(Records from a data source)
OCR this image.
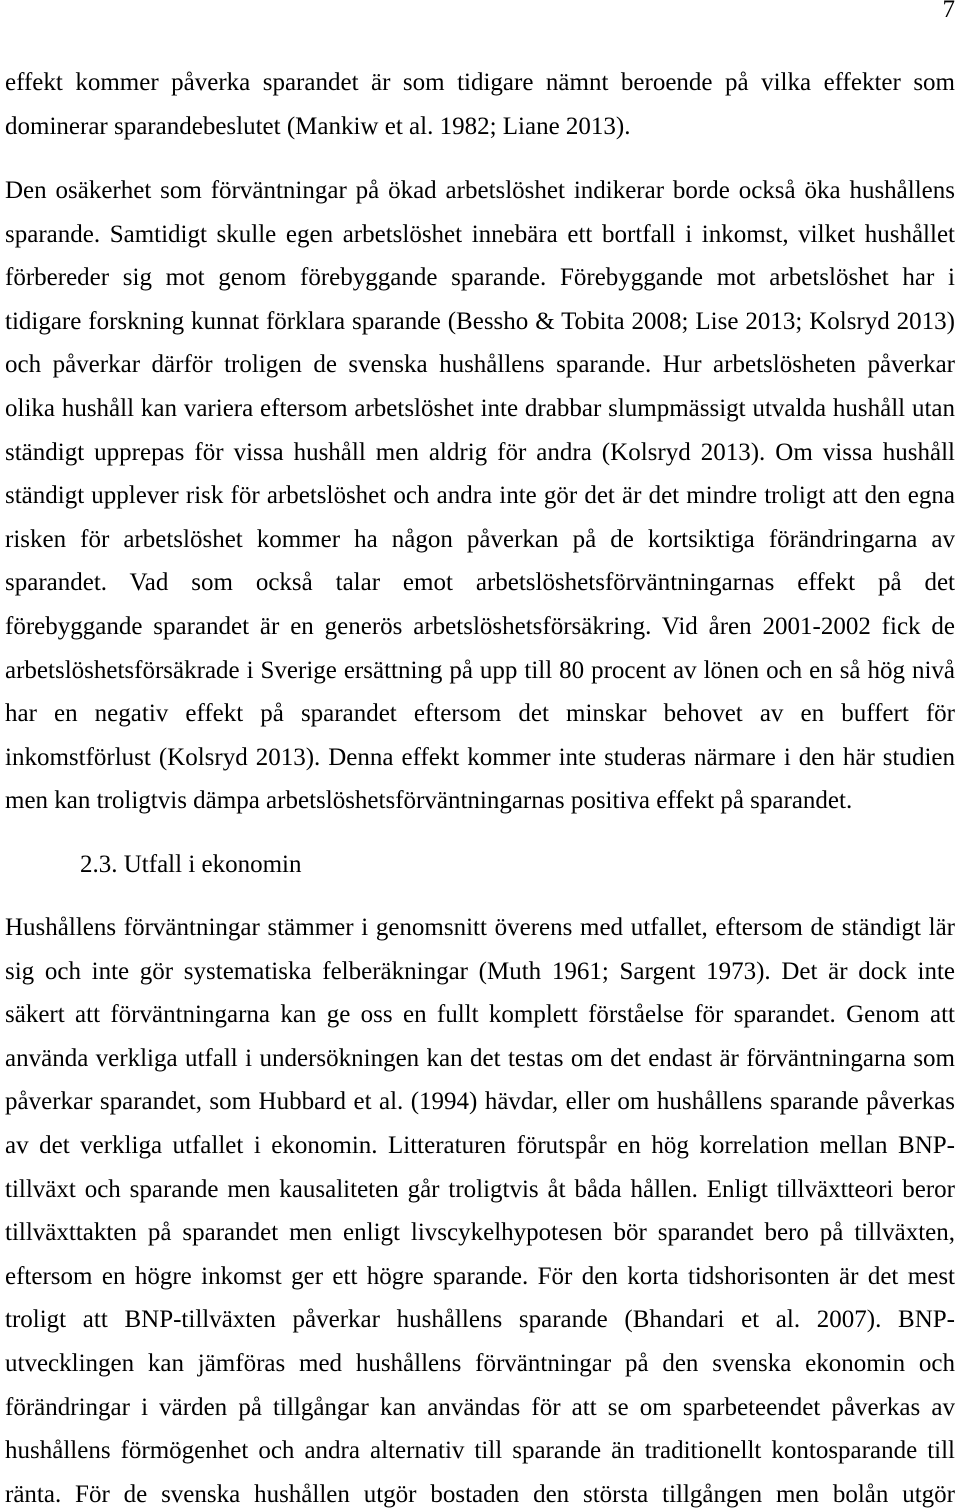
7
effekt kommer påverka sparandet är som tidigare nämnt beroende på vilka effekter som
dominerar sparandebeslutet (Mankiw et al. 1982; Liane 2013).
Den osäkerhet som förväntningar på ökad arbetslöshet indikerar borde också öka hushållens
sparande. Samtidigt skulle egen arbetslöshet innebära ett bortfall i inkomst, vilket hushållet
förbereder sig mot genom förebyggande sparande. Förebyggande mot arbetslöshet har i
tidigare forskning kunnat förklara sparande (Bessho & Tobita 2008; Lise 2013; Kolsryd 2013)
och påverkar därför troligen de svenska hushållens sparande. Hur arbetslösheten påverkar
olika hushåll kan variera eftersom arbetslöshet inte drabbar slumpmässigt utvalda hushåll utan
ständigt upprepas för vissa hushåll men aldrig för andra (Kolsryd 2013). Om vissa hushåll
ständigt upplever risk för arbetslöshet och andra inte gör det är det mindre troligt att den egna
risken för arbetslöshet kommer ha någon påverkan på de kortsiktiga förändringarna av
sparandet. Vad som också talar emot arbetslöshetsförväntningarnas effekt på det
förebyggande sparandet är en generös arbetslöshetsförsäkring. Vid åren 2001-2002 fick de
arbetslöshetsförsäkrade i Sverige ersättning på upp till 80 procent av lönen och en så hög nivå
har en negativ effekt på sparandet eftersom det minskar behovet av en buffert för
inkomstförlust (Kolsryd 2013). Denna effekt kommer inte studeras närmare i den här studien
men kan troligtvis dämpa arbetslöshetsförväntningarnas positiva effekt på sparandet.
2.3. Utfall i ekonomin
Hushållens förväntningar stämmer i genomsnitt överens med utfallet, eftersom de ständigt lär
sig och inte gör systematiska felberäkningar (Muth 1961; Sargent 1973). Det är dock inte
säkert att förväntningarna kan ge oss en fullt komplett förståelse för sparandet. Genom att
använda verkliga utfall i undersökningen kan det testas om det endast är förväntningarna som
påverkar sparandet, som Hubbard et al. (1994) hävdar, eller om hushållens sparande påverkas
av det verkliga utfallet i ekonomin. Litteraturen förutspår en hög korrelation mellan BNP-
tillväxt och sparande men kausaliteten går troligtvis åt båda hållen. Enligt tillväxtteori beror
tillväxttakten på sparandet men enligt livscykelhypotesen bör sparandet bero på tillväxten,
eftersom en högre inkomst ger ett högre sparande. För den korta tidshorisonten är det mest
troligt att BNP-tillväxten påverkar hushållens sparande (Bhandari et al. 2007). BNP-
utvecklingen kan jämföras med hushållens förväntningar på den svenska ekonomin och
förändringar i värden på tillgångar kan användas för att se om sparbeteendet påverkas av
hushållens förmögenhet och andra alternativ till sparande än traditionellt kontosparande till
ränta. För de svenska hushållen utgör bostaden den största tillgången men bolån utgör
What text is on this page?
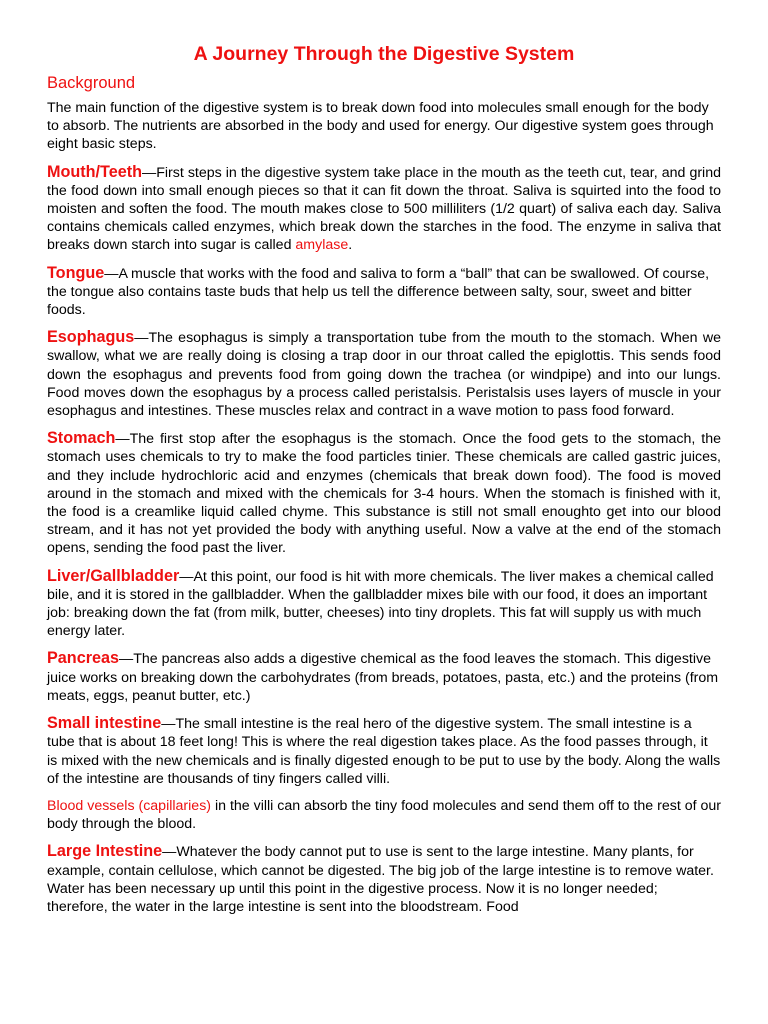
A Journey Through the Digestive System
Background

The main function of the digestive system is to break down food into molecules small enough for the body to absorb. The nutrients are absorbed in the body and used for energy. Our digestive system goes through eight basic steps.

Mouth/Teeth—First steps in the digestive system take place in the mouth as the teeth cut, tear, and grind the food down into small enough pieces so that it can fit down the throat. Saliva is squirted into the food to moisten and soften the food. The mouth makes close to 500 milliliters (1/2 quart) of saliva each day. Saliva contains chemicals called enzymes, which break down the starches in the food. The enzyme in saliva that breaks down starch into sugar is called amylase.

Tongue—A muscle that works with the food and saliva to form a “ball” that can be swallowed. Of course, the tongue also contains taste buds that help us tell the difference between salty, sour, sweet and bitter foods.

Esophagus—The esophagus is simply a transportation tube from the mouth to the stomach. When we swallow, what we are really doing is closing a trap door in our throat called the epiglottis. This sends food down the esophagus and prevents food from going down the trachea (or windpipe) and into our lungs. Food moves down the esophagus by a process called peristalsis. Peristalsis uses layers of muscle in your esophagus and intestines. These muscles relax and contract in a wave motion to pass food forward.

Stomach—The first stop after the esophagus is the stomach. Once the food gets to the stomach, the stomach uses chemicals to try to make the food particles tinier. These chemicals are called gastric juices, and they include hydrochloric acid and enzymes (chemicals that break down food). The food is moved around in the stomach and mixed with the chemicals for 3-4 hours. When the stomach is finished with it, the food is a creamlike liquid called chyme. This substance is still not small enoughto get into our blood stream, and it has not yet provided the body with anything useful. Now a valve at the end of the stomach opens, sending the food past the liver.

Liver/Gallbladder—At this point, our food is hit with more chemicals. The liver makes a chemical called bile, and it is stored in the gallbladder. When the gallbladder mixes bile with our food, it does an important job: breaking down the fat (from milk, butter, cheeses) into tiny droplets. This fat will supply us with much energy later.

Pancreas—The pancreas also adds a digestive chemical as the food leaves the stomach. This digestive juice works on breaking down the carbohydrates (from breads, potatoes, pasta, etc.) and the proteins (from meats, eggs, peanut butter, etc.)

Small intestine—The small intestine is the real hero of the digestive system. The small intestine is a tube that is about 18 feet long! This is where the real digestion takes place. As the food passes through, it is mixed with the new chemicals and is finally digested enough to be put to use by the body. Along the walls of the intestine are thousands of tiny fingers called villi.

Blood vessels (capillaries) in the villi can absorb the tiny food molecules and send them off to the rest of our body through the blood.

Large Intestine—Whatever the body cannot put to use is sent to the large intestine. Many plants, for example, contain cellulose, which cannot be digested. The big job of the large intestine is to remove water. Water has been necessary up until this point in the digestive process. Now it is no longer needed; therefore, the water in the large intestine is sent into the bloodstream. Food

* Task instructions: For this exercise, transcribe the data exactly but without its pictures.

* Result below:
OCR this image.
7
effekt kommer påverka sparandet är som tidigare nämnt beroende på vilka effekter som
dominerar sparandebeslutet (Mankiw et al. 1982; Liane 2013).
Den osäkerhet som förväntningar på ökad arbetslöshet indikerar borde också öka hushållens
sparande. Samtidigt skulle egen arbetslöshet innebära ett bortfall i inkomst, vilket hushållet
förbereder sig mot genom förebyggande sparande. Förebyggande mot arbetslöshet har i
tidigare forskning kunnat förklara sparande (Bessho & Tobita 2008; Lise 2013; Kolsryd 2013)
och påverkar därför troligen de svenska hushållens sparande. Hur arbetslösheten påverkar
olika hushåll kan variera eftersom arbetslöshet inte drabbar slumpmässigt utvalda hushåll utan
ständigt upprepas för vissa hushåll men aldrig för andra (Kolsryd 2013). Om vissa hushåll
ständigt upplever risk för arbetslöshet och andra inte gör det är det mindre troligt att den egna
risken för arbetslöshet kommer ha någon påverkan på de kortsiktiga förändringarna av
sparandet. Vad som också talar emot arbetslöshetsförväntningarnas effekt på det
förebyggande sparandet är en generös arbetslöshetsförsäkring. Vid åren 2001-2002 fick de
arbetslöshetsförsäkrade i Sverige ersättning på upp till 80 procent av lönen och en så hög nivå
har en negativ effekt på sparandet eftersom det minskar behovet av en buffert för
inkomstförlust (Kolsryd 2013). Denna effekt kommer inte studeras närmare i den här studien
men kan troligtvis dämpa arbetslöshetsförväntningarnas positiva effekt på sparandet.
2.3. Utfall i ekonomin
Hushållens förväntningar stämmer i genomsnitt överens med utfallet, eftersom de ständigt lär
sig och inte gör systematiska felberäkningar (Muth 1961; Sargent 1973). Det är dock inte
säkert att förväntningarna kan ge oss en fullt komplett förståelse för sparandet. Genom att
använda verkliga utfall i undersökningen kan det testas om det endast är förväntningarna som
påverkar sparandet, som Hubbard et al. (1994) hävdar, eller om hushållens sparande påverkas
av det verkliga utfallet i ekonomin. Litteraturen förutspår en hög korrelation mellan BNP-
tillväxt och sparande men kausaliteten går troligtvis åt båda hållen. Enligt tillväxtteori beror
tillväxttakten på sparandet men enligt livscykelhypotesen bör sparandet bero på tillväxten,
eftersom en högre inkomst ger ett högre sparande. För den korta tidshorisonten är det mest
troligt att BNP-tillväxten påverkar hushållens sparande (Bhandari et al. 2007). BNP-
utvecklingen kan jämföras med hushållens förväntningar på den svenska ekonomin och
förändringar i värden på tillgångar kan användas för att se om sparbeteendet påverkas av
hushållens förmögenhet och andra alternativ till sparande än traditionellt kontosparande till
ränta. För de svenska hushållen utgör bostaden den största tillgången men bolån utgör
What text is on this page?
A Journey Through the Digestive System
Background

The main function of the digestive system is to break down food into molecules small enough for the body to absorb. The nutrients are absorbed in the body and used for energy. Our digestive system goes through eight basic steps.

Mouth/Teeth—First steps in the digestive system take place in the mouth as the teeth cut, tear, and grind the food down into small enough pieces so that it can fit down the throat. Saliva is squirted into the food to moisten and soften the food. The mouth makes close to 500 milliliters (1/2 quart) of saliva each day. Saliva contains chemicals called enzymes, which break down the starches in the food. The enzyme in saliva that breaks down starch into sugar is called amylase.

Tongue—A muscle that works with the food and saliva to form a “ball” that can be swallowed. Of course, the tongue also contains taste buds that help us tell the difference between salty, sour, sweet and bitter foods.

Esophagus—The esophagus is simply a transportation tube from the mouth to the stomach. When we swallow, what we are really doing is closing a trap door in our throat called the epiglottis. This sends food down the esophagus and prevents food from going down the trachea (or windpipe) and into our lungs. Food moves down the esophagus by a process called peristalsis. Peristalsis uses layers of muscle in your esophagus and intestines. These muscles relax and contract in a wave motion to pass food forward.

Stomach—The first stop after the esophagus is the stomach. Once the food gets to the stomach, the stomach uses chemicals to try to make the food particles tinier. These chemicals are called gastric juices, and they include hydrochloric acid and enzymes (chemicals that break down food). The food is moved around in the stomach and mixed with the chemicals for 3-4 hours. When the stomach is finished with it, the food is a creamlike liquid called chyme. This substance is still not small enoughto get into our blood stream, and it has not yet provided the body with anything useful. Now a valve at the end of the stomach opens, sending the food past the liver.

Liver/Gallbladder—At this point, our food is hit with more chemicals. The liver makes a chemical called bile, and it is stored in the gallbladder. When the gallbladder mixes bile with our food, it does an important job: breaking down the fat (from milk, butter, cheeses) into tiny droplets. This fat will supply us with much energy later.

Pancreas—The pancreas also adds a digestive chemical as the food leaves the stomach. This digestive juice works on breaking down the carbohydrates (from breads, potatoes, pasta, etc.) and the proteins (from meats, eggs, peanut butter, etc.)

Small intestine—The small intestine is the real hero of the digestive system. The small intestine is a tube that is about 18 feet long! This is where the real digestion takes place. As the food passes through, it is mixed with the new chemicals and is finally digested enough to be put to use by the body. Along the walls of the intestine are thousands of tiny fingers called villi.

Blood vessels (capillaries) in the villi can absorb the tiny food molecules and send them off to the rest of our body through the blood.

Large Intestine—Whatever the body cannot put to use is sent to the large intestine. Many plants, for example, contain cellulose, which cannot be digested. The big job of the large intestine is to remove water. Water has been necessary up until this point in the digestive process. Now it is no longer needed; therefore, the water in the large intestine is sent into the bloodstream. Food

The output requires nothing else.